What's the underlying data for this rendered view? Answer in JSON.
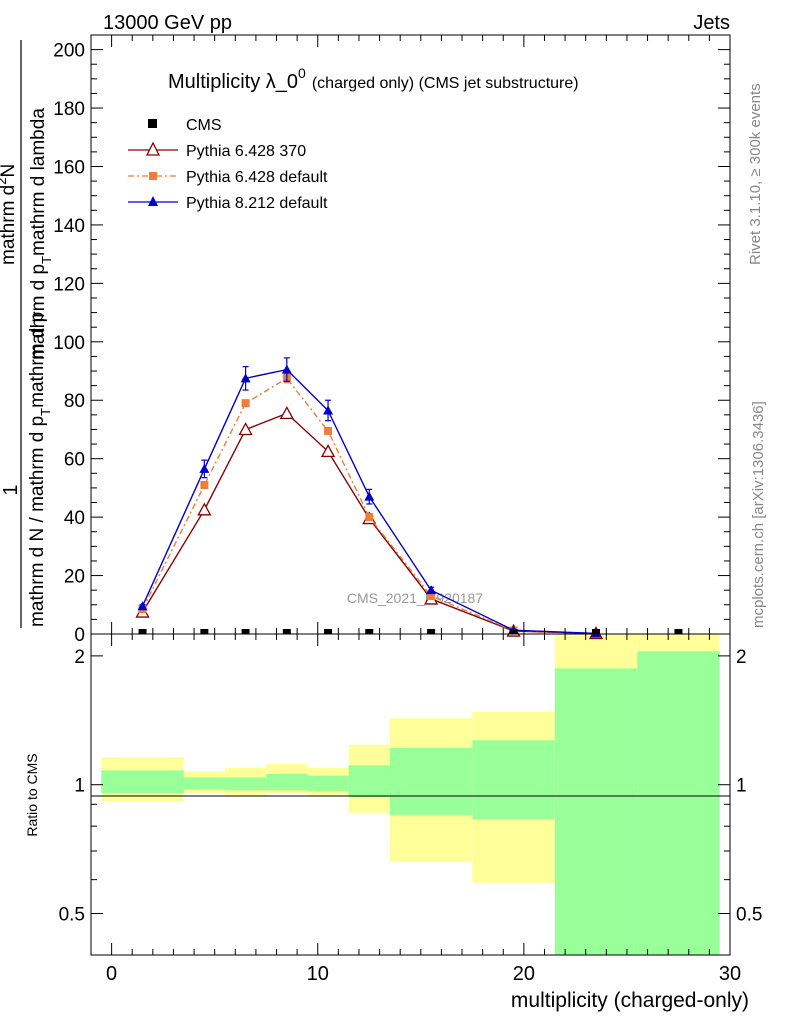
{
  "header": {
    "left": "13000 GeV pp",
    "right": "Jets"
  },
  "side_labels": {
    "rivet": "Rivet 3.1.10, ≥ 300k events",
    "mcplots": "mcplots.cern.ch [arXiv:1306.3436]"
  },
  "watermark": "CMS_2021_I1920187",
  "chart_data": {
    "type": "line",
    "title": "Multiplicity λ_0",
    "title_superscript": "0",
    "title_suffix": "(charged only) (CMS jet substructure)",
    "ylabel": {
      "line1_top": "1",
      "line1_bottom": "mathrm d N / mathrm d p",
      "line1_sub": "T",
      "line1_tail": "mathrm d p",
      "line2_top": "mathrm d",
      "line2_sup": "2",
      "line2_top_tail": "N",
      "line2_bottom": "mathrm d p",
      "line2_sub": "T",
      "line2_tail": "mathrm d lambda"
    },
    "xlabel": "multiplicity (charged-only)",
    "ratio_ylabel": "Ratio to CMS",
    "xlim": [
      -1,
      30
    ],
    "ylim": [
      0,
      205
    ],
    "ratio_ylim": [
      0.4,
      2.25
    ],
    "xticks": [
      0,
      10,
      20,
      30
    ],
    "yticks": [
      0,
      20,
      40,
      60,
      80,
      100,
      120,
      140,
      160,
      180,
      200
    ],
    "ratio_yticks": [
      0.5,
      1,
      2
    ],
    "ratio_ytick_labels": [
      "0.5",
      "1",
      "2"
    ],
    "legend": [
      {
        "name": "CMS",
        "style": "data"
      },
      {
        "name": "Pythia 6.428 370",
        "style": "open-triangle"
      },
      {
        "name": "Pythia 6.428 default",
        "style": "square-dashdot"
      },
      {
        "name": "Pythia 8.212 default",
        "style": "filled-triangle"
      }
    ],
    "cms_x": [
      1.5,
      4.5,
      6.5,
      8.5,
      10.5,
      12.5,
      15.5,
      19.5,
      23.5,
      27.5
    ],
    "bins": [
      {
        "lo": -0.5,
        "hi": 3.5
      },
      {
        "lo": 3.5,
        "hi": 5.5
      },
      {
        "lo": 5.5,
        "hi": 7.5
      },
      {
        "lo": 7.5,
        "hi": 9.5
      },
      {
        "lo": 9.5,
        "hi": 11.5
      },
      {
        "lo": 11.5,
        "hi": 13.5
      },
      {
        "lo": 13.5,
        "hi": 17.5
      },
      {
        "lo": 17.5,
        "hi": 21.5
      },
      {
        "lo": 21.5,
        "hi": 25.5
      },
      {
        "lo": 25.5,
        "hi": 29.5
      }
    ],
    "series": [
      {
        "name": "Pythia 6.428 370",
        "color": "#8b0000",
        "marker": "open-triangle",
        "x": [
          1.5,
          4.5,
          6.5,
          8.5,
          10.5,
          12.5,
          15.5,
          19.5,
          23.5
        ],
        "y": [
          7.5,
          42.5,
          70,
          75.5,
          62.5,
          39.5,
          12,
          1,
          0.2
        ],
        "err": [
          0,
          0,
          0,
          0,
          0,
          0,
          0,
          0,
          0
        ]
      },
      {
        "name": "Pythia 6.428 default",
        "color": "#f07c3a",
        "marker": "square",
        "x": [
          1.5,
          4.5,
          6.5,
          8.5,
          10.5,
          12.5,
          15.5,
          19.5,
          23.5
        ],
        "y": [
          8.5,
          51,
          79,
          87.5,
          69.5,
          40,
          13,
          1.2,
          0.2
        ],
        "err": [
          0,
          0,
          0,
          1.5,
          0,
          0,
          0,
          0,
          0
        ]
      },
      {
        "name": "Pythia 8.212 default",
        "color": "#0000cc",
        "marker": "filled-triangle",
        "x": [
          1.5,
          4.5,
          6.5,
          8.5,
          10.5,
          12.5,
          15.5,
          19.5,
          23.5
        ],
        "y": [
          9.5,
          56.5,
          87.5,
          90.5,
          76.5,
          47,
          15,
          1.3,
          0.2
        ],
        "err": [
          0.5,
          3,
          4,
          4,
          3.5,
          2.5,
          1,
          0.2,
          0.05
        ]
      }
    ],
    "ratio_bands": {
      "outer": [
        {
          "lo": -0.5,
          "hi": 3.5,
          "down": 0.915,
          "up": 1.16
        },
        {
          "lo": 3.5,
          "hi": 5.5,
          "down": 0.955,
          "up": 1.075
        },
        {
          "lo": 5.5,
          "hi": 7.5,
          "down": 0.945,
          "up": 1.095
        },
        {
          "lo": 7.5,
          "hi": 9.5,
          "down": 0.955,
          "up": 1.12
        },
        {
          "lo": 9.5,
          "hi": 11.5,
          "down": 0.945,
          "up": 1.095
        },
        {
          "lo": 11.5,
          "hi": 13.5,
          "down": 0.86,
          "up": 1.24
        },
        {
          "lo": 13.5,
          "hi": 17.5,
          "down": 0.66,
          "up": 1.43
        },
        {
          "lo": 17.5,
          "hi": 21.5,
          "down": 0.59,
          "up": 1.48
        },
        {
          "lo": 21.5,
          "hi": 25.5,
          "down": 0.4,
          "up": 2.25
        },
        {
          "lo": 25.5,
          "hi": 29.5,
          "down": 0.4,
          "up": 2.25
        }
      ],
      "inner": [
        {
          "lo": -0.5,
          "hi": 3.5,
          "down": 0.955,
          "up": 1.08
        },
        {
          "lo": 3.5,
          "hi": 5.5,
          "down": 0.975,
          "up": 1.04
        },
        {
          "lo": 5.5,
          "hi": 7.5,
          "down": 0.97,
          "up": 1.04
        },
        {
          "lo": 7.5,
          "hi": 9.5,
          "down": 0.97,
          "up": 1.06
        },
        {
          "lo": 9.5,
          "hi": 11.5,
          "down": 0.965,
          "up": 1.05
        },
        {
          "lo": 11.5,
          "hi": 13.5,
          "down": 0.935,
          "up": 1.11
        },
        {
          "lo": 13.5,
          "hi": 17.5,
          "down": 0.85,
          "up": 1.22
        },
        {
          "lo": 17.5,
          "hi": 21.5,
          "down": 0.83,
          "up": 1.27
        },
        {
          "lo": 21.5,
          "hi": 25.5,
          "down": 0.4,
          "up": 1.87
        },
        {
          "lo": 25.5,
          "hi": 29.5,
          "down": 0.4,
          "up": 2.05
        }
      ]
    },
    "colors": {
      "outer_band": "#ffff99",
      "inner_band": "#99ff99"
    }
  }
}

## INSTRUCTIONS FOR THE TASK
Make an exact copy of the data above, pictures excluded.

## SOLUTION
What's the underlying data for this rendered view? Answer in JSON.
{
  "header": {
    "left": "13000 GeV pp",
    "right": "Jets"
  },
  "side_labels": {
    "rivet": "Rivet 3.1.10, ≥ 300k events",
    "mcplots": "mcplots.cern.ch [arXiv:1306.3436]"
  },
  "watermark": "CMS_2021_I1920187",
  "chart_data": {
    "type": "line",
    "title": "Multiplicity λ_0",
    "title_superscript": "0",
    "title_suffix": "(charged only) (CMS jet substructure)",
    "ylabel": {
      "line1_top": "1",
      "line1_bottom": "mathrm d N / mathrm d p",
      "line1_sub": "T",
      "line1_tail": "mathrm d p",
      "line2_top": "mathrm d",
      "line2_sup": "2",
      "line2_top_tail": "N",
      "line2_bottom": "mathrm d p",
      "line2_sub": "T",
      "line2_tail": "mathrm d lambda"
    },
    "xlabel": "multiplicity (charged-only)",
    "ratio_ylabel": "Ratio to CMS",
    "xlim": [
      -1,
      30
    ],
    "ylim": [
      0,
      205
    ],
    "ratio_ylim": [
      0.4,
      2.25
    ],
    "xticks": [
      0,
      10,
      20,
      30
    ],
    "yticks": [
      0,
      20,
      40,
      60,
      80,
      100,
      120,
      140,
      160,
      180,
      200
    ],
    "ratio_yticks": [
      0.5,
      1,
      2
    ],
    "ratio_ytick_labels": [
      "0.5",
      "1",
      "2"
    ],
    "legend": [
      {
        "name": "CMS",
        "style": "data"
      },
      {
        "name": "Pythia 6.428 370",
        "style": "open-triangle"
      },
      {
        "name": "Pythia 6.428 default",
        "style": "square-dashdot"
      },
      {
        "name": "Pythia 8.212 default",
        "style": "filled-triangle"
      }
    ],
    "cms_x": [
      1.5,
      4.5,
      6.5,
      8.5,
      10.5,
      12.5,
      15.5,
      19.5,
      23.5,
      27.5
    ],
    "bins": [
      {
        "lo": -0.5,
        "hi": 3.5
      },
      {
        "lo": 3.5,
        "hi": 5.5
      },
      {
        "lo": 5.5,
        "hi": 7.5
      },
      {
        "lo": 7.5,
        "hi": 9.5
      },
      {
        "lo": 9.5,
        "hi": 11.5
      },
      {
        "lo": 11.5,
        "hi": 13.5
      },
      {
        "lo": 13.5,
        "hi": 17.5
      },
      {
        "lo": 17.5,
        "hi": 21.5
      },
      {
        "lo": 21.5,
        "hi": 25.5
      },
      {
        "lo": 25.5,
        "hi": 29.5
      }
    ],
    "series": [
      {
        "name": "Pythia 6.428 370",
        "color": "#8b0000",
        "marker": "open-triangle",
        "x": [
          1.5,
          4.5,
          6.5,
          8.5,
          10.5,
          12.5,
          15.5,
          19.5,
          23.5
        ],
        "y": [
          7.5,
          42.5,
          70,
          75.5,
          62.5,
          39.5,
          12,
          1,
          0.2
        ],
        "err": [
          0,
          0,
          0,
          0,
          0,
          0,
          0,
          0,
          0
        ]
      },
      {
        "name": "Pythia 6.428 default",
        "color": "#f07c3a",
        "marker": "square",
        "x": [
          1.5,
          4.5,
          6.5,
          8.5,
          10.5,
          12.5,
          15.5,
          19.5,
          23.5
        ],
        "y": [
          8.5,
          51,
          79,
          87.5,
          69.5,
          40,
          13,
          1.2,
          0.2
        ],
        "err": [
          0,
          0,
          0,
          1.5,
          0,
          0,
          0,
          0,
          0
        ]
      },
      {
        "name": "Pythia 8.212 default",
        "color": "#0000cc",
        "marker": "filled-triangle",
        "x": [
          1.5,
          4.5,
          6.5,
          8.5,
          10.5,
          12.5,
          15.5,
          19.5,
          23.5
        ],
        "y": [
          9.5,
          56.5,
          87.5,
          90.5,
          76.5,
          47,
          15,
          1.3,
          0.2
        ],
        "err": [
          0.5,
          3,
          4,
          4,
          3.5,
          2.5,
          1,
          0.2,
          0.05
        ]
      }
    ],
    "ratio_bands": {
      "outer": [
        {
          "lo": -0.5,
          "hi": 3.5,
          "down": 0.915,
          "up": 1.16
        },
        {
          "lo": 3.5,
          "hi": 5.5,
          "down": 0.955,
          "up": 1.075
        },
        {
          "lo": 5.5,
          "hi": 7.5,
          "down": 0.945,
          "up": 1.095
        },
        {
          "lo": 7.5,
          "hi": 9.5,
          "down": 0.955,
          "up": 1.12
        },
        {
          "lo": 9.5,
          "hi": 11.5,
          "down": 0.945,
          "up": 1.095
        },
        {
          "lo": 11.5,
          "hi": 13.5,
          "down": 0.86,
          "up": 1.24
        },
        {
          "lo": 13.5,
          "hi": 17.5,
          "down": 0.66,
          "up": 1.43
        },
        {
          "lo": 17.5,
          "hi": 21.5,
          "down": 0.59,
          "up": 1.48
        },
        {
          "lo": 21.5,
          "hi": 25.5,
          "down": 0.4,
          "up": 2.25
        },
        {
          "lo": 25.5,
          "hi": 29.5,
          "down": 0.4,
          "up": 2.25
        }
      ],
      "inner": [
        {
          "lo": -0.5,
          "hi": 3.5,
          "down": 0.955,
          "up": 1.08
        },
        {
          "lo": 3.5,
          "hi": 5.5,
          "down": 0.975,
          "up": 1.04
        },
        {
          "lo": 5.5,
          "hi": 7.5,
          "down": 0.97,
          "up": 1.04
        },
        {
          "lo": 7.5,
          "hi": 9.5,
          "down": 0.97,
          "up": 1.06
        },
        {
          "lo": 9.5,
          "hi": 11.5,
          "down": 0.965,
          "up": 1.05
        },
        {
          "lo": 11.5,
          "hi": 13.5,
          "down": 0.935,
          "up": 1.11
        },
        {
          "lo": 13.5,
          "hi": 17.5,
          "down": 0.85,
          "up": 1.22
        },
        {
          "lo": 17.5,
          "hi": 21.5,
          "down": 0.83,
          "up": 1.27
        },
        {
          "lo": 21.5,
          "hi": 25.5,
          "down": 0.4,
          "up": 1.87
        },
        {
          "lo": 25.5,
          "hi": 29.5,
          "down": 0.4,
          "up": 2.05
        }
      ]
    },
    "colors": {
      "outer_band": "#ffff99",
      "inner_band": "#99ff99"
    }
  }
}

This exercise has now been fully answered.